**Work to do:** Every line in the listing is to be echoed verbatim.

**Information supplied:**
________________________________________

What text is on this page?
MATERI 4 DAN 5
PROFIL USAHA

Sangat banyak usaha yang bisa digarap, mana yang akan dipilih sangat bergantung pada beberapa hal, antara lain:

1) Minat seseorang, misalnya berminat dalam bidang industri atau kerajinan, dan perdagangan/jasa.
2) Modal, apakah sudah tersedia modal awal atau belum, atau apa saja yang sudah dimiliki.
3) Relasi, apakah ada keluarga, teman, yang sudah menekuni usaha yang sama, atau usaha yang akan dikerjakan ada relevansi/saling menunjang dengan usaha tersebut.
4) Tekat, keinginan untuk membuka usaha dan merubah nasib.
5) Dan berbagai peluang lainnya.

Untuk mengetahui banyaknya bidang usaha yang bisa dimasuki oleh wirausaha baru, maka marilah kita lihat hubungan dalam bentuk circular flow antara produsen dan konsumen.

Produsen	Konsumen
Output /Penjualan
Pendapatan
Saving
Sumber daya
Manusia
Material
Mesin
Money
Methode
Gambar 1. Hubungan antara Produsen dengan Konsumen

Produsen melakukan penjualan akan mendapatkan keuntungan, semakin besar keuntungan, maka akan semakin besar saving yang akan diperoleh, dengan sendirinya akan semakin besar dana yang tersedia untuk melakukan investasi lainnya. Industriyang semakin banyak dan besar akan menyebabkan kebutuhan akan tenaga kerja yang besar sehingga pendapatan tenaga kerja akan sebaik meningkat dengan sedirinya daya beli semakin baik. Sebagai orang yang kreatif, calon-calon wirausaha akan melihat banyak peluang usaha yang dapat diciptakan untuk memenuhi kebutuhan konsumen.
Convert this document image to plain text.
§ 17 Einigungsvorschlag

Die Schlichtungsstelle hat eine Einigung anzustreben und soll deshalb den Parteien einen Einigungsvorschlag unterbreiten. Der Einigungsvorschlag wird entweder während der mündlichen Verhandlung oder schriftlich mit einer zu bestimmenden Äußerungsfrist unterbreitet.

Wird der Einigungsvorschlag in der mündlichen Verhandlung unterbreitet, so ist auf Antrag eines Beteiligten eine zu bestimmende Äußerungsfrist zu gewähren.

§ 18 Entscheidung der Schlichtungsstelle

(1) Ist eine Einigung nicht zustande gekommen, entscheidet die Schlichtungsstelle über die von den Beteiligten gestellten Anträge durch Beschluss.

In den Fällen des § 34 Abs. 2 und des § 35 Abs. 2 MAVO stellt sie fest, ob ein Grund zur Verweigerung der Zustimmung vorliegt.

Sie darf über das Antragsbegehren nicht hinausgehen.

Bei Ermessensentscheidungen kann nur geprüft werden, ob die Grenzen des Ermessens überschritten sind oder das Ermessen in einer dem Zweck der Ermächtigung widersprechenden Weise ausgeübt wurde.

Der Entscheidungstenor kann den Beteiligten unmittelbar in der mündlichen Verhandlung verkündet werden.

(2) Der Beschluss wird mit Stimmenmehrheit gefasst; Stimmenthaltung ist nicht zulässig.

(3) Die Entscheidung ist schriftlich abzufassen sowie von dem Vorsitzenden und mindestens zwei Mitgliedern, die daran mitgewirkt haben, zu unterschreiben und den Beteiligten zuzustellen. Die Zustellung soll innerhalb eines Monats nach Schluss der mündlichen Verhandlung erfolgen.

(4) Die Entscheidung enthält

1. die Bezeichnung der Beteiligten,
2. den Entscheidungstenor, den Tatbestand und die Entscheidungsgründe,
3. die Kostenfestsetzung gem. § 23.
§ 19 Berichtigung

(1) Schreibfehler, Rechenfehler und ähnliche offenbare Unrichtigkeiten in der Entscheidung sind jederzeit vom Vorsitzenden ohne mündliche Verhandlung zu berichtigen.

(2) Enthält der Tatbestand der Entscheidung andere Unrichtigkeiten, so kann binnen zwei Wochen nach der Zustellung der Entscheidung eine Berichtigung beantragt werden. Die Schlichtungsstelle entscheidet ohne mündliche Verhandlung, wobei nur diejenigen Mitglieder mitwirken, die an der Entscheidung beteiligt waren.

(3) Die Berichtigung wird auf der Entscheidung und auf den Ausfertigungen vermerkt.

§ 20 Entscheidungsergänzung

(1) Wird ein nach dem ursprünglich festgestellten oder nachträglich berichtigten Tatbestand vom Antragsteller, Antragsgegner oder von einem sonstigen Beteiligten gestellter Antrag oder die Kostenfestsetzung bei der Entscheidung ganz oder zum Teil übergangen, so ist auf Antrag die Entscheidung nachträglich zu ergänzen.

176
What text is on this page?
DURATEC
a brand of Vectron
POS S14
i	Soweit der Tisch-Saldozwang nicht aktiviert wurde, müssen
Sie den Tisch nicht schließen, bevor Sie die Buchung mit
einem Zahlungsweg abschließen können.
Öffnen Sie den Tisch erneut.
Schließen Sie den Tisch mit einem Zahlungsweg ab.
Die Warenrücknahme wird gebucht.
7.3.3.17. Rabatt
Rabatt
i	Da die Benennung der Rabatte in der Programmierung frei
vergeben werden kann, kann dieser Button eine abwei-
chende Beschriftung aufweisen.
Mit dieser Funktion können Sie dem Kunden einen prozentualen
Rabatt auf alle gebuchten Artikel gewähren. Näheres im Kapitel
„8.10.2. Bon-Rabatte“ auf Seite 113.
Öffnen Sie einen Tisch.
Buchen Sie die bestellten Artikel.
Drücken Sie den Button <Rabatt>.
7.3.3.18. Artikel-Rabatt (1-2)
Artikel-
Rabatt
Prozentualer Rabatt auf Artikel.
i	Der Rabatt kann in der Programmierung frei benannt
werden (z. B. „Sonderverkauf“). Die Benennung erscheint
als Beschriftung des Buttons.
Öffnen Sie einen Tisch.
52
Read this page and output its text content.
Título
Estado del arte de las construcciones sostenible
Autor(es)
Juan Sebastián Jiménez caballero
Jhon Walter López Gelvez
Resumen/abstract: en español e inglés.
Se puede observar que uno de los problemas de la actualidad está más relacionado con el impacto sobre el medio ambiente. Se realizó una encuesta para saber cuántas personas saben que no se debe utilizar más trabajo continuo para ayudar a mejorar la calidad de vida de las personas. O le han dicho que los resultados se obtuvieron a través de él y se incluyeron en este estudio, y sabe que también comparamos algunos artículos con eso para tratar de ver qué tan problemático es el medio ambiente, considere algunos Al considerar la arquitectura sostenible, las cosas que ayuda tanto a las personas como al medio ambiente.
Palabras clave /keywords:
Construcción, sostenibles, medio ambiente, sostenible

________________________________________

**Written solution:**
What text is on this page?
MATERI 4 DAN 5
PROFIL USAHA

Sangat banyak usaha yang bisa digarap, mana yang akan dipilih sangat bergantung pada beberapa hal, antara lain:

1) Minat seseorang, misalnya berminat dalam bidang industri atau kerajinan, dan perdagangan/jasa.
2) Modal, apakah sudah tersedia modal awal atau belum, atau apa saja yang sudah dimiliki.
3) Relasi, apakah ada keluarga, teman, yang sudah menekuni usaha yang sama, atau usaha yang akan dikerjakan ada relevansi/saling menunjang dengan usaha tersebut.
4) Tekat, keinginan untuk membuka usaha dan merubah nasib.
5) Dan berbagai peluang lainnya.

Untuk mengetahui banyaknya bidang usaha yang bisa dimasuki oleh wirausaha baru, maka marilah kita lihat hubungan dalam bentuk circular flow antara produsen dan konsumen.

Produsen	Konsumen
Output /Penjualan
Pendapatan
Saving
Sumber daya
Manusia
Material
Mesin
Money
Methode
Gambar 1. Hubungan antara Produsen dengan Konsumen

Produsen melakukan penjualan akan mendapatkan keuntungan, semakin besar keuntungan, maka akan semakin besar saving yang akan diperoleh, dengan sendirinya akan semakin besar dana yang tersedia untuk melakukan investasi lainnya. Industriyang semakin banyak dan besar akan menyebabkan kebutuhan akan tenaga kerja yang besar sehingga pendapatan tenaga kerja akan sebaik meningkat dengan sedirinya daya beli semakin baik. Sebagai orang yang kreatif, calon-calon wirausaha akan melihat banyak peluang usaha yang dapat diciptakan untuk memenuhi kebutuhan konsumen.
Convert this document image to plain text.
§ 17 Einigungsvorschlag

Die Schlichtungsstelle hat eine Einigung anzustreben und soll deshalb den Parteien einen Einigungsvorschlag unterbreiten. Der Einigungsvorschlag wird entweder während der mündlichen Verhandlung oder schriftlich mit einer zu bestimmenden Äußerungsfrist unterbreitet.

Wird der Einigungsvorschlag in der mündlichen Verhandlung unterbreitet, so ist auf Antrag eines Beteiligten eine zu bestimmende Äußerungsfrist zu gewähren.

§ 18 Entscheidung der Schlichtungsstelle

(1) Ist eine Einigung nicht zustande gekommen, entscheidet die Schlichtungsstelle über die von den Beteiligten gestellten Anträge durch Beschluss.

In den Fällen des § 34 Abs. 2 und des § 35 Abs. 2 MAVO stellt sie fest, ob ein Grund zur Verweigerung der Zustimmung vorliegt.

Sie darf über das Antragsbegehren nicht hinausgehen.

Bei Ermessensentscheidungen kann nur geprüft werden, ob die Grenzen des Ermessens überschritten sind oder das Ermessen in einer dem Zweck der Ermächtigung widersprechenden Weise ausgeübt wurde.

Der Entscheidungstenor kann den Beteiligten unmittelbar in der mündlichen Verhandlung verkündet werden.

(2) Der Beschluss wird mit Stimmenmehrheit gefasst; Stimmenthaltung ist nicht zulässig.

(3) Die Entscheidung ist schriftlich abzufassen sowie von dem Vorsitzenden und mindestens zwei Mitgliedern, die daran mitgewirkt haben, zu unterschreiben und den Beteiligten zuzustellen. Die Zustellung soll innerhalb eines Monats nach Schluss der mündlichen Verhandlung erfolgen.

(4) Die Entscheidung enthält

1. die Bezeichnung der Beteiligten,
2. den Entscheidungstenor, den Tatbestand und die Entscheidungsgründe,
3. die Kostenfestsetzung gem. § 23.
§ 19 Berichtigung

(1) Schreibfehler, Rechenfehler und ähnliche offenbare Unrichtigkeiten in der Entscheidung sind jederzeit vom Vorsitzenden ohne mündliche Verhandlung zu berichtigen.

(2) Enthält der Tatbestand der Entscheidung andere Unrichtigkeiten, so kann binnen zwei Wochen nach der Zustellung der Entscheidung eine Berichtigung beantragt werden. Die Schlichtungsstelle entscheidet ohne mündliche Verhandlung, wobei nur diejenigen Mitglieder mitwirken, die an der Entscheidung beteiligt waren.

(3) Die Berichtigung wird auf der Entscheidung und auf den Ausfertigungen vermerkt.

§ 20 Entscheidungsergänzung

(1) Wird ein nach dem ursprünglich festgestellten oder nachträglich berichtigten Tatbestand vom Antragsteller, Antragsgegner oder von einem sonstigen Beteiligten gestellter Antrag oder die Kostenfestsetzung bei der Entscheidung ganz oder zum Teil übergangen, so ist auf Antrag die Entscheidung nachträglich zu ergänzen.

176
What text is on this page?
DURATEC
a brand of Vectron
POS S14
i	Soweit der Tisch-Saldozwang nicht aktiviert wurde, müssen
Sie den Tisch nicht schließen, bevor Sie die Buchung mit
einem Zahlungsweg abschließen können.
Öffnen Sie den Tisch erneut.
Schließen Sie den Tisch mit einem Zahlungsweg ab.
Die Warenrücknahme wird gebucht.
7.3.3.17. Rabatt
Rabatt
i	Da die Benennung der Rabatte in der Programmierung frei
vergeben werden kann, kann dieser Button eine abwei-
chende Beschriftung aufweisen.
Mit dieser Funktion können Sie dem Kunden einen prozentualen
Rabatt auf alle gebuchten Artikel gewähren. Näheres im Kapitel
„8.10.2. Bon-Rabatte“ auf Seite 113.
Öffnen Sie einen Tisch.
Buchen Sie die bestellten Artikel.
Drücken Sie den Button <Rabatt>.
7.3.3.18. Artikel-Rabatt (1-2)
Artikel-
Rabatt
Prozentualer Rabatt auf Artikel.
i	Der Rabatt kann in der Programmierung frei benannt
werden (z. B. „Sonderverkauf“). Die Benennung erscheint
als Beschriftung des Buttons.
Öffnen Sie einen Tisch.
52
Read this page and output its text content.
Título
Estado del arte de las construcciones sostenible
Autor(es)
Juan Sebastián Jiménez caballero
Jhon Walter López Gelvez
Resumen/abstract: en español e inglés.
Se puede observar que uno de los problemas de la actualidad está más relacionado con el impacto sobre el medio ambiente. Se realizó una encuesta para saber cuántas personas saben que no se debe utilizar más trabajo continuo para ayudar a mejorar la calidad de vida de las personas. O le han dicho que los resultados se obtuvieron a través de él y se incluyeron en este estudio, y sabe que también comparamos algunos artículos con eso para tratar de ver qué tan problemático es el medio ambiente, considere algunos Al considerar la arquitectura sostenible, las cosas que ayuda tanto a las personas como al medio ambiente.
Palabras clave /keywords:
Construcción, sostenibles, medio ambiente, sostenible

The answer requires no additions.